> REQUIRED WORK
Only the number is wanted: count the lines that contain "حكاية".

> AVAILABLE RECORDS
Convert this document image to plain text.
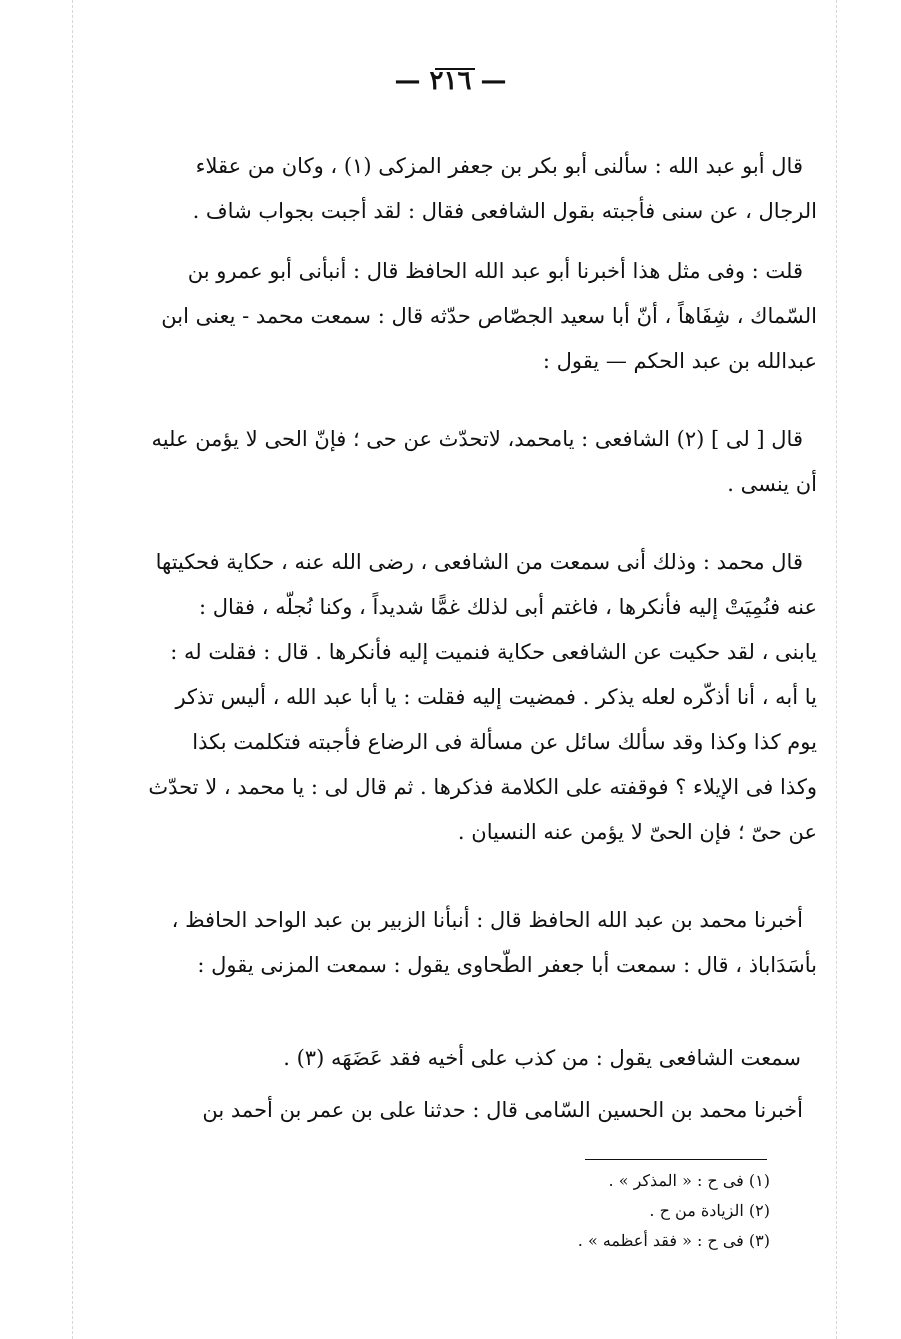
— ٢١٦ —
قال أبو عبد الله : سألنى أبو بكر بن جعفر المزكى (١) ، وكان من عقلاء
الرجال ، عن سنى فأجبته بقول الشافعى فقال : لقد أجبت بجواب شاف .
قلت : وفى مثل هذا أخبرنا أبو عبد الله الحافظ قال : أنبأنى أبو عمرو بن
السّماك ، شِفَاهاً ، أنّ أبا سعيد الجصّاص حدّثه قال : سمعت محمد - يعنى ابن
عبدالله بن عبد الحكم — يقول :
قال [ لى ] (٢) الشافعى : يامحمد، لاتحدّث عن حى ؛ فإنّ الحى لا يؤمن عليه
أن ينسى .
قال محمد : وذلك أنى سمعت من الشافعى ، رضى الله عنه ، حكاية فحكيتها
عنه فنُمِيَتْ إليه فأنكرها ، فاغتم أبى لذلك غمًّا شديداً ، وكنا نُجلّه ، فقال :
يابنى ، لقد حكيت عن الشافعى حكاية فنميت إليه فأنكرها . قال : فقلت له :
يا أبه ، أنا أذكّره لعله يذكر . فمضيت إليه فقلت : يا أبا عبد الله ، أليس تذكر
يوم كذا وكذا وقد سألك سائل عن مسألة فى الرضاع فأجبته فتكلمت بكذا
وكذا فى الإيلاء ؟ فوقفته على الكلامة فذكرها . ثم قال لى : يا محمد ، لا تحدّث
عن حىّ ؛ فإن الحىّ لا يؤمن عنه النسيان .
أخبرنا محمد بن عبد الله الحافظ قال : أنبأنا الزبير بن عبد الواحد الحافظ ،
بأسَدَاباذ ، قال : سمعت أبا جعفر الطّحاوى يقول : سمعت المزنى يقول :
سمعت الشافعى يقول : من كذب على أخيه فقد عَضَهَه (٣) .
أخبرنا محمد بن الحسين السّامى قال : حدثنا على بن عمر بن أحمد بن
(١) فى ح : « المذكر » .
(٢) الزيادة من ح .
(٣) فى ح : « فقد أعظمه » .
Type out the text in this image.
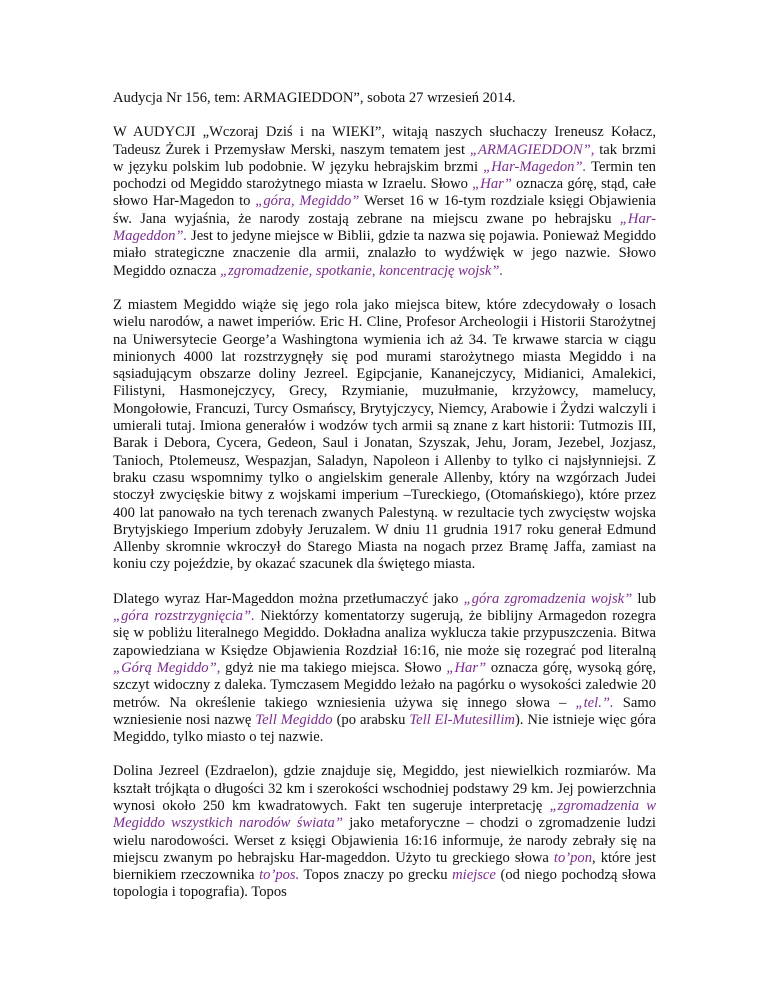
Audycja Nr 156, tem: ARMAGIEDDON”, sobota 27 wrzesień 2014.

W AUDYCJI „Wczoraj Dziś i na WIEKI”, witają naszych słuchaczy Ireneusz Kołacz, Tadeusz Żurek i Przemysław Merski, naszym tematem jest „ARMAGIEDDON”, tak brzmi w języku polskim lub podobnie. W języku hebrajskim brzmi „Har-Magedon”. Termin ten pochodzi od Megiddo starożytnego miasta w Izraelu. Słowo „Har” oznacza górę, stąd, całe słowo Har-Magedon to „góra, Megiddo” Werset 16 w 16-tym rozdziale księgi Objawienia św. Jana wyjaśnia, że narody zostają zebrane na miejscu zwane po hebrajsku „Har-Mageddon”. Jest to jedyne miejsce w Biblii, gdzie ta nazwa się pojawia. Ponieważ Megiddo miało strategiczne znaczenie dla armii, znalazło to wydźwięk w jego nazwie. Słowo Megiddo oznacza „zgromadzenie, spotkanie, koncentrację wojsk”.

Z miastem Megiddo wiąże się jego rola jako miejsca bitew, które zdecydowały o losach wielu narodów, a nawet imperiów. Eric H. Cline, Profesor Archeologii i Historii Starożytnej na Uniwersytecie George’a Washingtona wymienia ich aż 34. Te krwawe starcia w ciągu minionych 4000 lat rozstrzygnęły się pod murami starożytnego miasta Megiddo i na sąsiadującym obszarze doliny Jezreel. Egipcjanie, Kananejczycy, Midianici, Amalekici, Filistyni, Hasmonejczycy, Grecy, Rzymianie, muzułmanie, krzyżowcy, mamelucy, Mongołowie, Francuzi, Turcy Osmańscy, Brytyjczycy, Niemcy, Arabowie i Żydzi walczyli i umierali tutaj. Imiona generałów i wodzów tych armii są znane z kart historii: Tutmozis III, Barak i Debora, Cycera, Gedeon, Saul i Jonatan, Szyszak, Jehu, Joram, Jezebel, Jozjasz, Tanioch, Ptolemeusz, Wespazjan, Saladyn, Napoleon i Allenby to tylko ci najsłynniejsi. Z braku czasu wspomnimy tylko o angielskim generale Allenby, który na wzgórzach Judei stoczył zwycięskie bitwy z wojskami imperium –Tureckiego, (Otomańskiego), które przez 400 lat panowało na tych terenach zwanych Palestyną. w rezultacie tych zwycięstw wojska Brytyjskiego Imperium zdobyły Jeruzalem. W dniu 11 grudnia 1917 roku generał Edmund Allenby skromnie wkroczył do Starego Miasta na nogach przez Bramę Jaffa, zamiast na koniu czy pojeździe, by okazać szacunek dla świętego miasta.

Dlatego wyraz Har-Mageddon można przetłumaczyć jako „góra zgromadzenia wojsk” lub „góra rozstrzygnięcia”. Niektórzy komentatorzy sugerują, że biblijny Armagedon rozegra się w pobliżu literalnego Megiddo. Dokładna analiza wyklucza takie przypuszczenia. Bitwa zapowiedziana w Księdze Objawienia Rozdział 16:16, nie może się rozegrać pod literalną „Górą Megiddo”, gdyż nie ma takiego miejsca. Słowo „Har” oznacza górę, wysoką górę, szczyt widoczny z daleka. Tymczasem Megiddo leżało na pagórku o wysokości zaledwie 20 metrów. Na określenie takiego wzniesienia używa się innego słowa – „tel.”. Samo wzniesienie nosi nazwę Tell Megiddo (po arabsku Tell El-Mutesillim). Nie istnieje więc góra Megiddo, tylko miasto o tej nazwie.

Dolina Jezreel (Ezdraelon), gdzie znajduje się, Megiddo, jest niewielkich rozmiarów. Ma kształt trójkąta o długości 32 km i szerokości wschodniej podstawy 29 km. Jej powierzchnia wynosi około 250 km kwadratowych. Fakt ten sugeruje interpretację „zgromadzenia w Megiddo wszystkich narodów świata” jako metaforyczne – chodzi o zgromadzenie ludzi wielu narodowości. Werset z księgi Objawienia 16:16 informuje, że narody zebrały się na miejscu zwanym po hebrajsku Har-mageddon. Użyto tu greckiego słowa to’pon, które jest biernikiem rzeczownika to’pos. Topos znaczy po grecku miejsce (od niego pochodzą słowa topologia i topografia). Topos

> RESPONSE FOR THIS EXERCISE
2